- _Problem 1_: Give every essay title that the passage about Yonder below sets in quotation marks.

---------- Text segment ----------

In her brilliant and daring novels The Blindfold and The Enchantment of Lily Dahl, Siri Hustvedt has won critical acclaim and a rapidly expanding international audience. But she is also a wide-ranging essayist and critic, frequently reexamining in her fascinating nonfiction many of the central leitmotifs of her fiction.

The six pieces in Yonder, Hustvedt's first book of essays, are all meditations on the complex relationship between art and the world. They include a personal essay on memory and place, which investigates the images we retain from our lives, the lives of others in the world, and the lives of characters in books. In "Vermeer's Annunciation," Hustvedt gives an entirely original interpretation of the Vermeer painting Woman with a Pearl Necklace. In "Ghosts at the Table," she examines the essence of still life as a genre in painting from Cotan and Chardin to Philip Guston. Other essays include a profound piece about Dickens, a reassessment of The Great Gatsby, and a witty and provocative assault on contemporary pieties entitled "A Plea for Eros."

---------- Excerpted records ----------

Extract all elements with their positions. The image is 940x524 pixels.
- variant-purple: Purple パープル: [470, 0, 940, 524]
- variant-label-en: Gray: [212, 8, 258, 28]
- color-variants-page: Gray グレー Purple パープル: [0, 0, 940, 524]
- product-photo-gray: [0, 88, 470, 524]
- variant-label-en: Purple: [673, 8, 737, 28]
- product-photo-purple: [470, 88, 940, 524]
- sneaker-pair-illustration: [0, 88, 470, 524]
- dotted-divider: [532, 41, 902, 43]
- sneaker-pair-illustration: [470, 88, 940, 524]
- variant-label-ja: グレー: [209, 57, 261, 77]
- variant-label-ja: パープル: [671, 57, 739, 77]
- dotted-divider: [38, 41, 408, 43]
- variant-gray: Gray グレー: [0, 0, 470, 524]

----------

- _Problem 2_: Reproduce every line of the records above word for word, in the same order.

- _Full response 1_:
"Vermeer's Annunciation"
"Ghosts at the Table"
"A Plea for Eros"

- _Full response 2_:
Extract all elements with their positions. The image is 940x524 pixels.
- variant-purple: Purple パープル: [470, 0, 940, 524]
- variant-label-en: Gray: [212, 8, 258, 28]
- color-variants-page: Gray グレー Purple パープル: [0, 0, 940, 524]
- product-photo-gray: [0, 88, 470, 524]
- variant-label-en: Purple: [673, 8, 737, 28]
- product-photo-purple: [470, 88, 940, 524]
- sneaker-pair-illustration: [0, 88, 470, 524]
- dotted-divider: [532, 41, 902, 43]
- sneaker-pair-illustration: [470, 88, 940, 524]
- variant-label-ja: グレー: [209, 57, 261, 77]
- variant-label-ja: パープル: [671, 57, 739, 77]
- dotted-divider: [38, 41, 408, 43]
- variant-gray: Gray グレー: [0, 0, 470, 524]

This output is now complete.